Omit all pictures, then retype the data exactly as given.
************
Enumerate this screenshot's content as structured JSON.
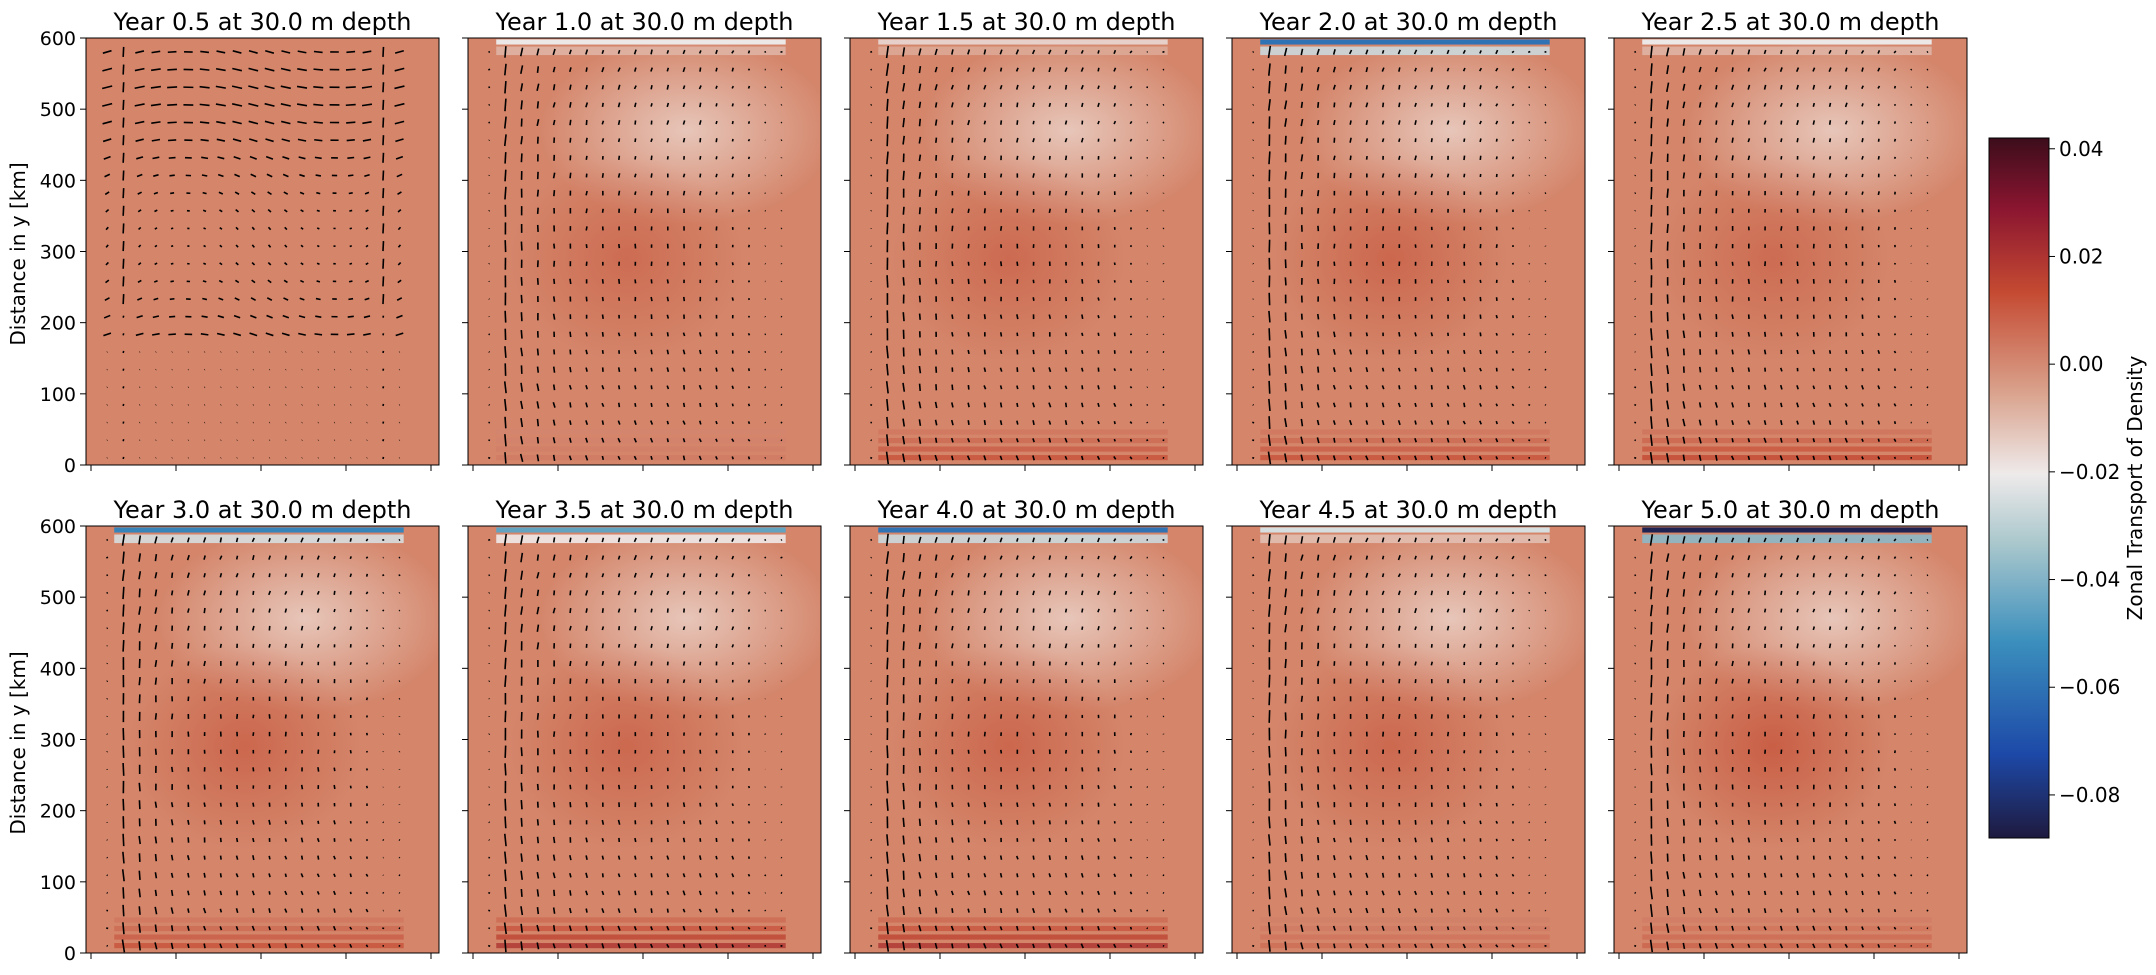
{
  "figure": {
    "ylabel": "Distance in y [km]",
    "colorbar_label": "Zonal Transport of Density"
  },
  "chart_data": {
    "type": "heatmap",
    "layout": "2x5 grid of panels",
    "colormap": [
      "#1e1a3e",
      "#1d49a8",
      "#3b8fbd",
      "#a9c7cc",
      "#eeeaea",
      "#d9a08a",
      "#c54a32",
      "#8a1530",
      "#3c0d1b"
    ],
    "background_color": "#d4856a",
    "ylim": [
      0,
      600
    ],
    "yticks": [
      "0",
      "100",
      "200",
      "300",
      "400",
      "500",
      "600"
    ],
    "colorbar": {
      "range": [
        -0.088,
        0.042
      ],
      "ticks": [
        "0.04",
        "0.02",
        "0.00",
        "−0.02",
        "−0.04",
        "−0.06",
        "−0.08"
      ],
      "tick_values": [
        0.04,
        0.02,
        0.0,
        -0.02,
        -0.04,
        -0.06,
        -0.08
      ],
      "placement": "right"
    },
    "panels": [
      {
        "title": "Year 0.5 at 30.0 m depth",
        "top_band": 0.0,
        "bottom_band": 0.0,
        "center_intensity": 0.002
      },
      {
        "title": "Year 1.0 at 30.0 m depth",
        "top_band": -0.02,
        "bottom_band": 0.003,
        "center_intensity": 0.006
      },
      {
        "title": "Year 1.5 at 30.0 m depth",
        "top_band": -0.015,
        "bottom_band": 0.012,
        "center_intensity": 0.007
      },
      {
        "title": "Year 2.0 at 30.0 m depth",
        "top_band": -0.06,
        "bottom_band": 0.012,
        "center_intensity": 0.009
      },
      {
        "title": "Year 2.5 at 30.0 m depth",
        "top_band": -0.02,
        "bottom_band": 0.014,
        "center_intensity": 0.006
      },
      {
        "title": "Year 3.0 at 30.0 m depth",
        "top_band": -0.055,
        "bottom_band": 0.012,
        "center_intensity": 0.009
      },
      {
        "title": "Year 3.5 at 30.0 m depth",
        "top_band": -0.045,
        "bottom_band": 0.02,
        "center_intensity": 0.008
      },
      {
        "title": "Year 4.0 at 30.0 m depth",
        "top_band": -0.06,
        "bottom_band": 0.02,
        "center_intensity": 0.009
      },
      {
        "title": "Year 4.5 at 30.0 m depth",
        "top_band": -0.025,
        "bottom_band": 0.006,
        "center_intensity": 0.008
      },
      {
        "title": "Year 5.0 at 30.0 m depth",
        "top_band": -0.085,
        "bottom_band": 0.008,
        "center_intensity": 0.014
      }
    ]
  }
}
************
**Correct output**
Enumerate this screenshot's content as structured JSON.
{
  "figure": {
    "ylabel": "Distance in y [km]",
    "colorbar_label": "Zonal Transport of Density"
  },
  "chart_data": {
    "type": "heatmap",
    "layout": "2x5 grid of panels",
    "colormap": [
      "#1e1a3e",
      "#1d49a8",
      "#3b8fbd",
      "#a9c7cc",
      "#eeeaea",
      "#d9a08a",
      "#c54a32",
      "#8a1530",
      "#3c0d1b"
    ],
    "background_color": "#d4856a",
    "ylim": [
      0,
      600
    ],
    "yticks": [
      "0",
      "100",
      "200",
      "300",
      "400",
      "500",
      "600"
    ],
    "colorbar": {
      "range": [
        -0.088,
        0.042
      ],
      "ticks": [
        "0.04",
        "0.02",
        "0.00",
        "−0.02",
        "−0.04",
        "−0.06",
        "−0.08"
      ],
      "tick_values": [
        0.04,
        0.02,
        0.0,
        -0.02,
        -0.04,
        -0.06,
        -0.08
      ],
      "placement": "right"
    },
    "panels": [
      {
        "title": "Year 0.5 at 30.0 m depth",
        "top_band": 0.0,
        "bottom_band": 0.0,
        "center_intensity": 0.002
      },
      {
        "title": "Year 1.0 at 30.0 m depth",
        "top_band": -0.02,
        "bottom_band": 0.003,
        "center_intensity": 0.006
      },
      {
        "title": "Year 1.5 at 30.0 m depth",
        "top_band": -0.015,
        "bottom_band": 0.012,
        "center_intensity": 0.007
      },
      {
        "title": "Year 2.0 at 30.0 m depth",
        "top_band": -0.06,
        "bottom_band": 0.012,
        "center_intensity": 0.009
      },
      {
        "title": "Year 2.5 at 30.0 m depth",
        "top_band": -0.02,
        "bottom_band": 0.014,
        "center_intensity": 0.006
      },
      {
        "title": "Year 3.0 at 30.0 m depth",
        "top_band": -0.055,
        "bottom_band": 0.012,
        "center_intensity": 0.009
      },
      {
        "title": "Year 3.5 at 30.0 m depth",
        "top_band": -0.045,
        "bottom_band": 0.02,
        "center_intensity": 0.008
      },
      {
        "title": "Year 4.0 at 30.0 m depth",
        "top_band": -0.06,
        "bottom_band": 0.02,
        "center_intensity": 0.009
      },
      {
        "title": "Year 4.5 at 30.0 m depth",
        "top_band": -0.025,
        "bottom_band": 0.006,
        "center_intensity": 0.008
      },
      {
        "title": "Year 5.0 at 30.0 m depth",
        "top_band": -0.085,
        "bottom_band": 0.008,
        "center_intensity": 0.014
      }
    ]
  }
}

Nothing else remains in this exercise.